■ **EXERCISE DETAILS**: Copy out each line exactly; pictures stay out of the copy.

■ **Stored records**:
BEGIN

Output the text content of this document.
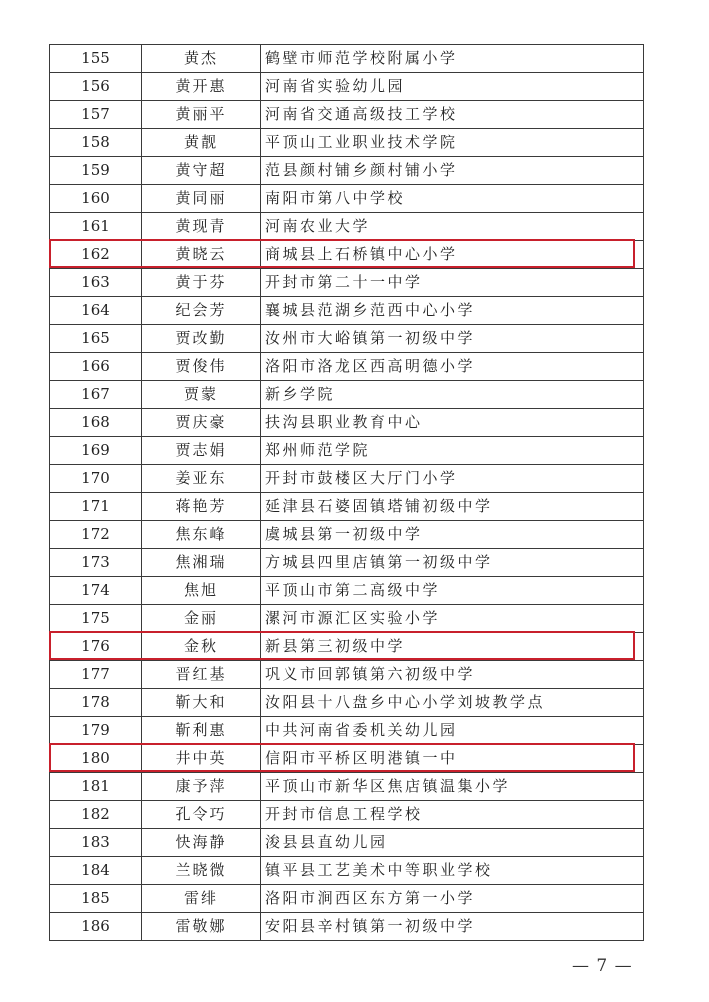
155	黄杰	鹤壁市师范学校附属小学
156	黄开惠	河南省实验幼儿园
157	黄丽平	河南省交通高级技工学校
158	黄靓	平顶山工业职业技术学院
159	黄守超	范县颜村铺乡颜村铺小学
160	黄同丽	南阳市第八中学校
161	黄现青	河南农业大学
162	黄晓云	商城县上石桥镇中心小学
163	黄于芬	开封市第二十一中学
164	纪会芳	襄城县范湖乡范西中心小学
165	贾改勤	汝州市大峪镇第一初级中学
166	贾俊伟	洛阳市洛龙区西高明德小学
167	贾蒙	新乡学院
168	贾庆豪	扶沟县职业教育中心
169	贾志娟	郑州师范学院
170	姜亚东	开封市鼓楼区大厅门小学
171	蒋艳芳	延津县石婆固镇塔铺初级中学
172	焦东峰	虞城县第一初级中学
173	焦湘瑞	方城县四里店镇第一初级中学
174	焦旭	平顶山市第二高级中学
175	金丽	漯河市源汇区实验小学
176	金秋	新县第三初级中学
177	晋红基	巩义市回郭镇第六初级中学
178	靳大和	汝阳县十八盘乡中心小学刘坡教学点
179	靳利惠	中共河南省委机关幼儿园
180	井中英	信阳市平桥区明港镇一中
181	康予萍	平顶山市新华区焦店镇温集小学
182	孔令巧	开封市信息工程学校
183	快海静	浚县县直幼儿园
184	兰晓微	镇平县工艺美术中等职业学校
185	雷绯	洛阳市涧西区东方第一小学
186	雷敬娜	安阳县辛村镇第一初级中学
— 7 —
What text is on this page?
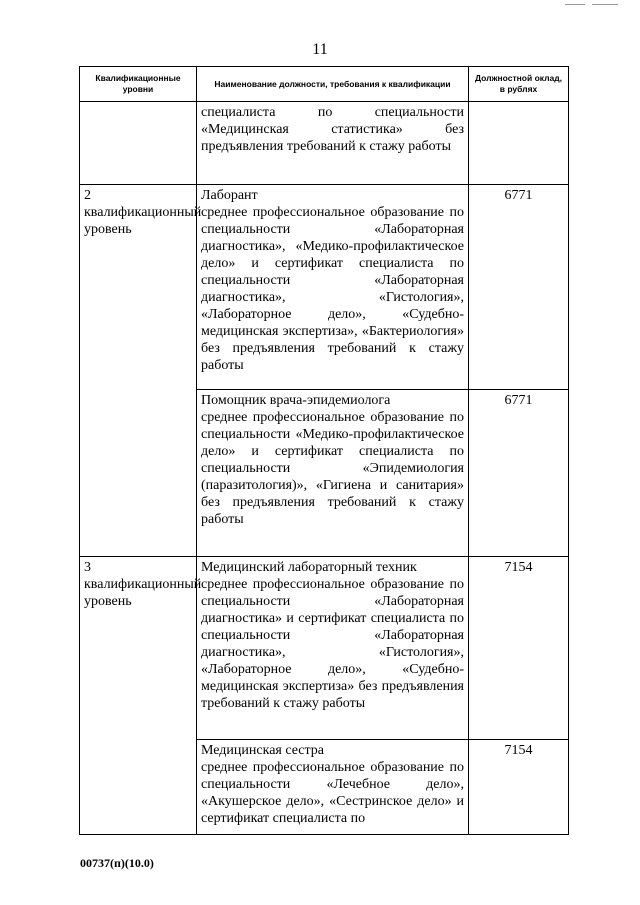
11
Квалификационные уровни	Наименование должности, требования к квалификации	Должностной оклад, в рублях

	специалиста по специальности «Медицинская статистика» без предъявления требований к стажу работы	

2 квалификационный уровень	Лаборант
среднее профессиональное образование по специальности «Лабораторная диагностика», «Медико-профилактическое дело» и сертификат специалиста по специальности «Лабораторная диагностика», «Гистология», «Лабораторное дело», «Судебно-медицинская экспертиза», «Бактериология» без предъявления требований к стажу работы	6771

	Помощник врача-эпидемиолога
среднее профессиональное образование по специальности «Медико-профилактическое дело» и сертификат специалиста по специальности «Эпидемиология (паразитология)», «Гигиена и санитария» без предъявления требований к стажу работы	6771
3 квалификационный уровень	Медицинский лабораторный техник
среднее профессиональное образование по специальности «Лабораторная диагностика» и сертификат специалиста по специальности «Лабораторная диагностика», «Гистология», «Лабораторное дело», «Судебно-медицинская экспертиза» без предъявления требований к стажу работы	7154

	Медицинская сестра
среднее профессиональное образование по специальности «Лечебное дело», «Акушерское дело», «Сестринское дело» и сертификат специалиста по	7154
00737(п)(10.0)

END

■ **SOLUTION FOR THIS PROBLEM**:
Output the text content of this document.
155	黄杰	鹤壁市师范学校附属小学
156	黄开惠	河南省实验幼儿园
157	黄丽平	河南省交通高级技工学校
158	黄靓	平顶山工业职业技术学院
159	黄守超	范县颜村铺乡颜村铺小学
160	黄同丽	南阳市第八中学校
161	黄现青	河南农业大学
162	黄晓云	商城县上石桥镇中心小学
163	黄于芬	开封市第二十一中学
164	纪会芳	襄城县范湖乡范西中心小学
165	贾改勤	汝州市大峪镇第一初级中学
166	贾俊伟	洛阳市洛龙区西高明德小学
167	贾蒙	新乡学院
168	贾庆豪	扶沟县职业教育中心
169	贾志娟	郑州师范学院
170	姜亚东	开封市鼓楼区大厅门小学
171	蒋艳芳	延津县石婆固镇塔铺初级中学
172	焦东峰	虞城县第一初级中学
173	焦湘瑞	方城县四里店镇第一初级中学
174	焦旭	平顶山市第二高级中学
175	金丽	漯河市源汇区实验小学
176	金秋	新县第三初级中学
177	晋红基	巩义市回郭镇第六初级中学
178	靳大和	汝阳县十八盘乡中心小学刘坡教学点
179	靳利惠	中共河南省委机关幼儿园
180	井中英	信阳市平桥区明港镇一中
181	康予萍	平顶山市新华区焦店镇温集小学
182	孔令巧	开封市信息工程学校
183	快海静	浚县县直幼儿园
184	兰晓微	镇平县工艺美术中等职业学校
185	雷绯	洛阳市涧西区东方第一小学
186	雷敬娜	安阳县辛村镇第一初级中学
— 7 —
What text is on this page?
11
Квалификационные уровни	Наименование должности, требования к квалификации	Должностной оклад, в рублях

	специалиста по специальности «Медицинская статистика» без предъявления требований к стажу работы	

2 квалификационный уровень	Лаборант
среднее профессиональное образование по специальности «Лабораторная диагностика», «Медико-профилактическое дело» и сертификат специалиста по специальности «Лабораторная диагностика», «Гистология», «Лабораторное дело», «Судебно-медицинская экспертиза», «Бактериология» без предъявления требований к стажу работы	6771

	Помощник врача-эпидемиолога
среднее профессиональное образование по специальности «Медико-профилактическое дело» и сертификат специалиста по специальности «Эпидемиология (паразитология)», «Гигиена и санитария» без предъявления требований к стажу работы	6771
3 квалификационный уровень	Медицинский лабораторный техник
среднее профессиональное образование по специальности «Лабораторная диагностика» и сертификат специалиста по специальности «Лабораторная диагностика», «Гистология», «Лабораторное дело», «Судебно-медицинская экспертиза» без предъявления требований к стажу работы	7154

	Медицинская сестра
среднее профессиональное образование по специальности «Лечебное дело», «Акушерское дело», «Сестринское дело» и сертификат специалиста по	7154
00737(п)(10.0)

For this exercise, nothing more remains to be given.